#### [To be done]
Can you reproduce, character for character, the lines of the material from the line with "right-ramp [604, 129, 958, 275]" to the line with "right-initial-ke-label-line1: Initial [650, 370, 776, 405]", including both of those lines?

· · ·

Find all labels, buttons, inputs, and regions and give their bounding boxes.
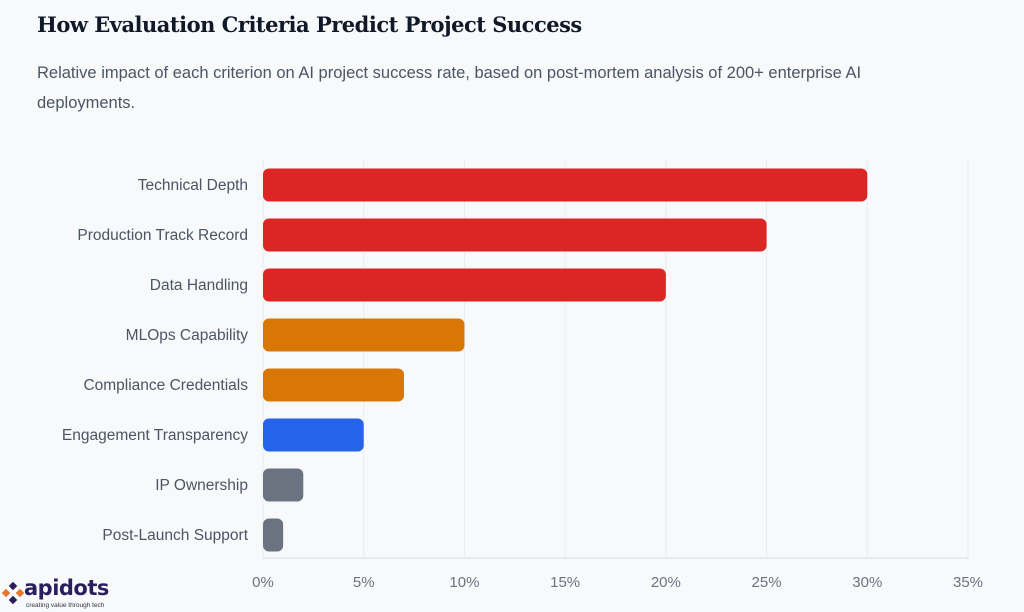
x-tick-label: 20%: [651, 574, 681, 591]
y-category-label: Technical Depth: [138, 177, 248, 194]
logo-mark-icon: [2, 582, 24, 604]
bar: [263, 468, 304, 502]
y-category-label: Production Track Record: [77, 227, 248, 244]
y-category-label: Engagement Transparency: [62, 427, 248, 444]
y-category-label: Compliance Credentials: [83, 377, 248, 394]
bar: [263, 268, 666, 302]
bar: [263, 418, 364, 452]
bar: [263, 368, 404, 402]
x-tick-label: 15%: [550, 574, 580, 591]
x-tick-label: 5%: [353, 574, 375, 591]
y-category-label: Data Handling: [150, 277, 248, 294]
chart-subtitle: Relative impact of each criterion on AI …: [37, 64, 862, 112]
logo-tagline: creating value through tech: [26, 602, 105, 609]
logo-wordmark: apidots: [24, 576, 109, 600]
y-category-label: IP Ownership: [155, 477, 248, 494]
x-tick-label: 10%: [449, 574, 479, 591]
x-tick-label: 25%: [752, 574, 782, 591]
bar: [263, 318, 465, 352]
bar: [263, 218, 767, 252]
y-category-label: MLOps Capability: [126, 327, 249, 344]
x-tick-label: 30%: [852, 574, 882, 591]
chart-title: How Evaluation Criteria Predict Project …: [37, 12, 582, 37]
x-tick-label: 35%: [953, 574, 983, 591]
bar: [263, 518, 284, 552]
x-tick-label: 0%: [252, 574, 274, 591]
bar: [263, 168, 868, 202]
y-category-label: Post-Launch Support: [102, 527, 248, 544]
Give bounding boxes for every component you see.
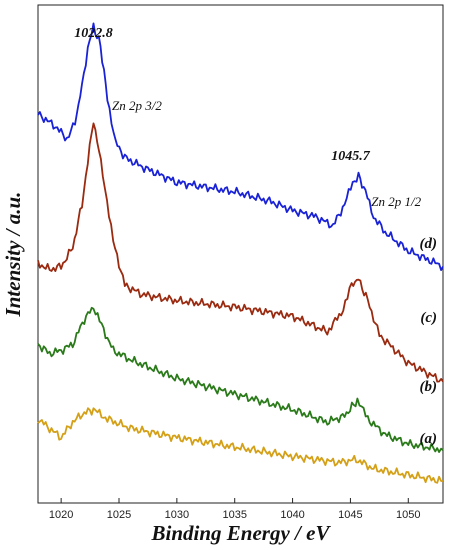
x-tick-label: 1045 xyxy=(338,509,362,521)
x-tick-label: 1050 xyxy=(396,509,420,521)
x-tick-label: 1030 xyxy=(165,509,189,521)
series-line-c xyxy=(37,122,444,383)
curve-label-b: (b) xyxy=(420,379,438,395)
plot-frame xyxy=(37,4,444,504)
x-tick-label: 1025 xyxy=(107,509,131,521)
x-axis-ticks: 1020 1025 1030 1035 1040 1045 1050 xyxy=(49,498,421,521)
x-tick-label: 1020 xyxy=(49,509,73,521)
peak-label-1022: 1022.8 xyxy=(74,26,113,41)
series-line-a xyxy=(37,407,444,484)
x-tick-label: 1040 xyxy=(280,509,304,521)
curve-label-a: (a) xyxy=(420,431,438,447)
series-line-d xyxy=(37,22,444,272)
series-line-b xyxy=(37,306,444,454)
x-axis-title: Binding Energy / eV xyxy=(151,521,332,545)
curve-label-c: (c) xyxy=(420,310,437,326)
peak-label-1045: 1045.7 xyxy=(331,149,371,164)
zn-2p12-label: Zn 2p 1/2 xyxy=(371,194,421,209)
x-tick-label: 1035 xyxy=(222,509,246,521)
y-axis-title: Intensity / a.u. xyxy=(1,192,25,318)
curve-label-d: (d) xyxy=(420,236,438,252)
zn-2p32-label: Zn 2p 3/2 xyxy=(112,98,162,113)
series-layer xyxy=(37,22,444,484)
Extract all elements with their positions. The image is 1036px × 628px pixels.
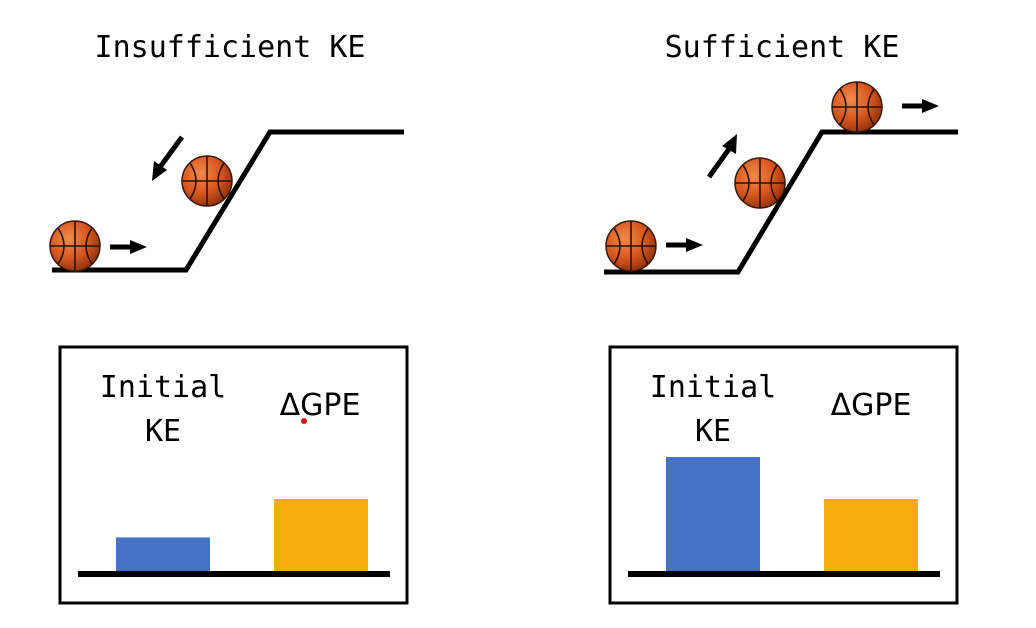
right-ramp [604, 129, 958, 275]
left-delta-gpe-label: ΔGPE [280, 388, 361, 423]
left-delta-gpe-bar [274, 499, 368, 571]
left-arrow-down-left-icon [152, 135, 185, 181]
left-ball-start-icon [49, 220, 101, 272]
left-arrow-right-icon [110, 240, 147, 254]
right-initial-ke-bar [666, 457, 760, 571]
left-chart-frame [58, 345, 409, 605]
right-arrow-top-right-icon [902, 99, 939, 113]
right-ball-climbing-icon [734, 157, 786, 209]
right-arrow-right-icon [666, 238, 703, 252]
left-title: Insufficient KE [95, 30, 366, 65]
right-delta-gpe-label: ΔGPE [831, 388, 912, 423]
left-initial-ke-bar [116, 537, 210, 571]
right-arrow-up-right-icon [706, 134, 737, 179]
right-title: Sufficient KE [665, 30, 900, 65]
right-ball-start-icon [605, 220, 657, 272]
right-delta-gpe-bar [824, 499, 918, 571]
right-chart-frame [608, 345, 959, 605]
right-initial-ke-label-line1: Initial [650, 370, 776, 405]
left-ramp [52, 129, 404, 273]
left-initial-ke-label-line2: KE [145, 414, 181, 449]
right-initial-ke-label-line2: KE [695, 414, 731, 449]
left-ball-rolling-back-icon [181, 155, 233, 207]
left-initial-ke-label-line1: Initial [100, 370, 226, 405]
right-ball-top-icon [831, 81, 883, 133]
left-annotation-dot [301, 418, 307, 424]
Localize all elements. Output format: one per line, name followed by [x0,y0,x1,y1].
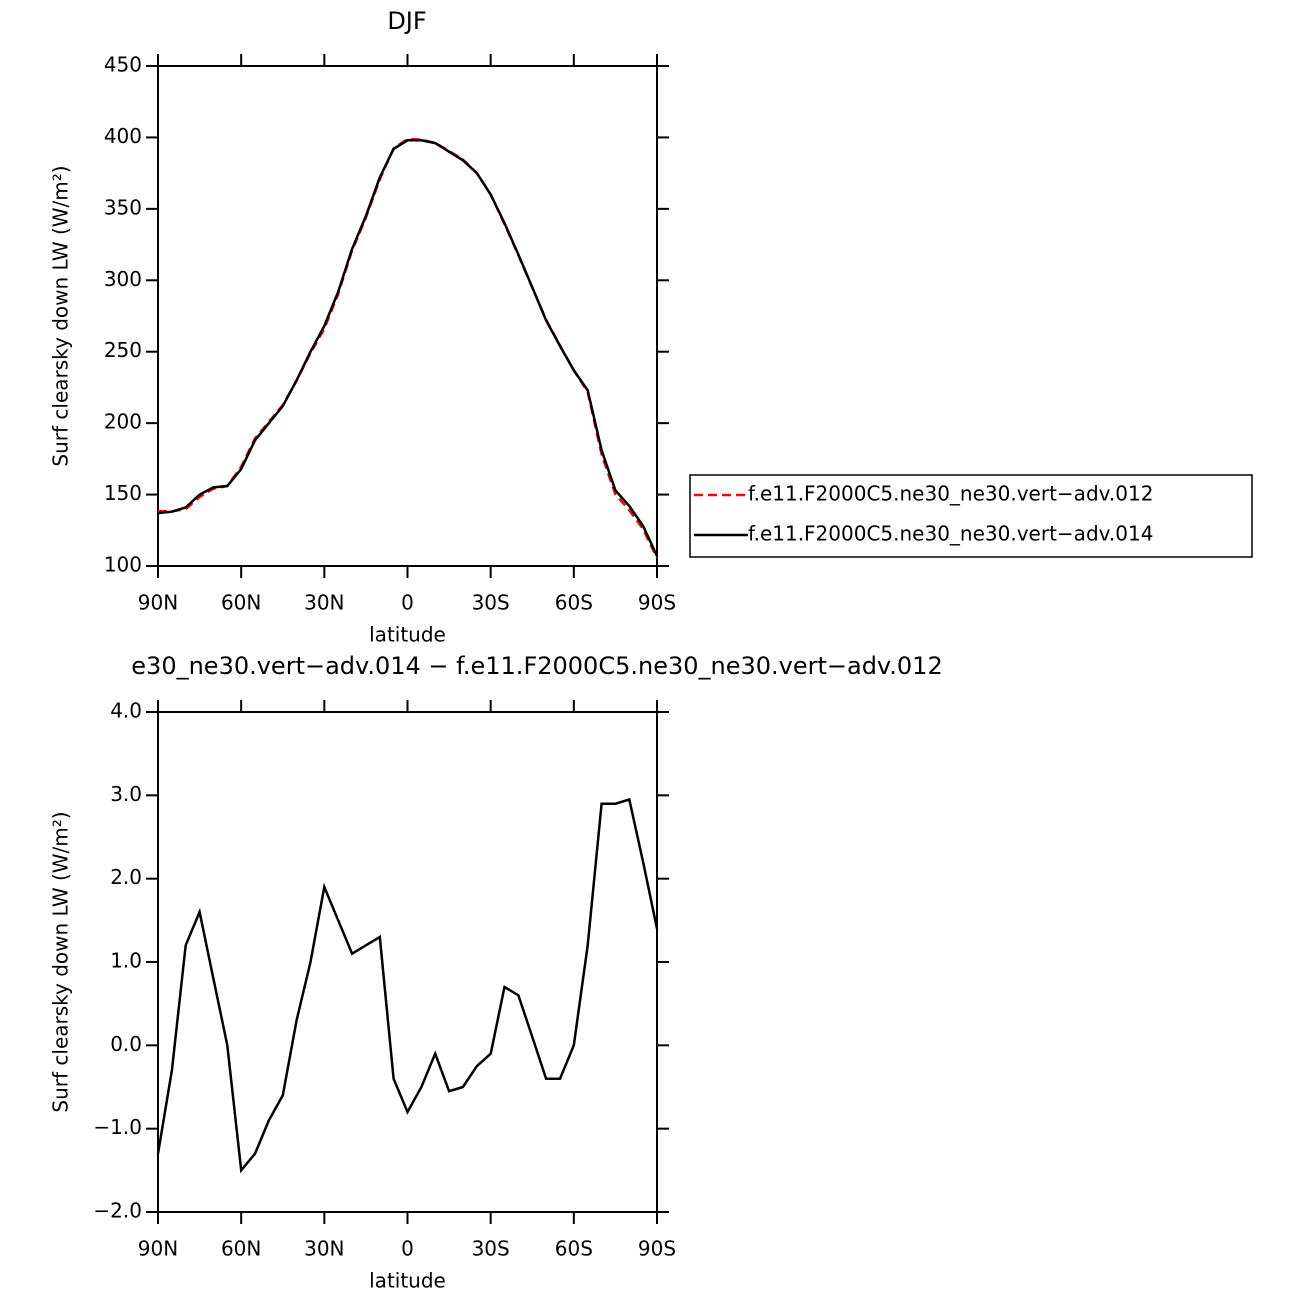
x-tick-label: 60N [221,591,261,615]
x-tick-label: 60S [555,591,593,615]
y-tick-label: 0.0 [110,1032,142,1056]
data-line [156,797,659,1174]
x-tick-label: 60S [555,1237,593,1261]
y-tick-label: 200 [104,410,142,434]
y-tick-label: 150 [104,481,142,505]
x-tick-label: 90N [138,591,178,615]
y-tick-label: 4.0 [110,699,142,723]
y-axis-label: Surf clearsky down LW (W/m²) [49,811,73,1112]
y-tick-label: 450 [104,53,142,77]
x-tick-label: 90N [138,1237,178,1261]
y-tick-label: 3.0 [110,782,142,806]
y-tick-label: 100 [104,553,142,577]
x-tick-label: 0 [401,1237,414,1261]
y-tick-label: −2.0 [93,1199,142,1223]
x-tick-label: 60N [221,1237,261,1261]
x-tick-label: 30N [304,1237,344,1261]
x-axis-label: latitude [369,623,446,647]
y-tick-label: 400 [104,124,142,148]
chart-title: DJF [387,7,426,35]
chart-title: e30_ne30.vert−adv.014 − f.e11.F2000C5.ne… [131,652,942,680]
x-tick-label: 0 [401,591,414,615]
x-tick-label: 30S [472,591,510,615]
y-tick-label: −1.0 [93,1115,142,1139]
plot-frame [157,711,658,1213]
y-tick-label: 1.0 [110,949,142,973]
y-tick-label: 250 [104,338,142,362]
legend-box [689,474,1253,558]
legend-label: f.e11.F2000C5.ne30_ne30.vert−adv.014 [748,522,1153,546]
y-tick-label: 2.0 [110,865,142,889]
y-tick-label: 300 [104,267,142,291]
data-line [157,139,659,557]
y-axis-label: Surf clearsky down LW (W/m²) [49,165,73,466]
x-tick-label: 30S [472,1237,510,1261]
x-tick-label: 90S [638,1237,676,1261]
y-tick-label: 350 [104,195,142,219]
x-axis-label: latitude [369,1269,446,1293]
data-line [158,137,659,559]
legend-label: f.e11.F2000C5.ne30_ne30.vert−adv.012 [748,482,1153,506]
x-tick-label: 30N [304,591,344,615]
x-tick-label: 90S [638,591,676,615]
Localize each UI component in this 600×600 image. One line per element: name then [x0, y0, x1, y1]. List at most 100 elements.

· · ·

#### [The answer]
right-ramp [604, 129, 958, 275]
left-delta-gpe-label: ΔGPE [280, 388, 361, 423]
left-delta-gpe-bar [274, 499, 368, 571]
left-arrow-down-left-icon [152, 135, 185, 181]
left-ball-start-icon [49, 220, 101, 272]
left-arrow-right-icon [110, 240, 147, 254]
right-initial-ke-bar [666, 457, 760, 571]
left-chart-frame [58, 345, 409, 605]
right-arrow-top-right-icon [902, 99, 939, 113]
right-ball-climbing-icon [734, 157, 786, 209]
right-arrow-right-icon [666, 238, 703, 252]
left-title: Insufficient KE [95, 30, 366, 65]
right-delta-gpe-label: ΔGPE [831, 388, 912, 423]
left-initial-ke-bar [116, 537, 210, 571]
right-arrow-up-right-icon [706, 134, 737, 179]
right-title: Sufficient KE [665, 30, 900, 65]
right-ball-start-icon [605, 220, 657, 272]
right-delta-gpe-bar [824, 499, 918, 571]
right-chart-frame [608, 345, 959, 605]
right-initial-ke-label-line1: Initial [650, 370, 776, 405]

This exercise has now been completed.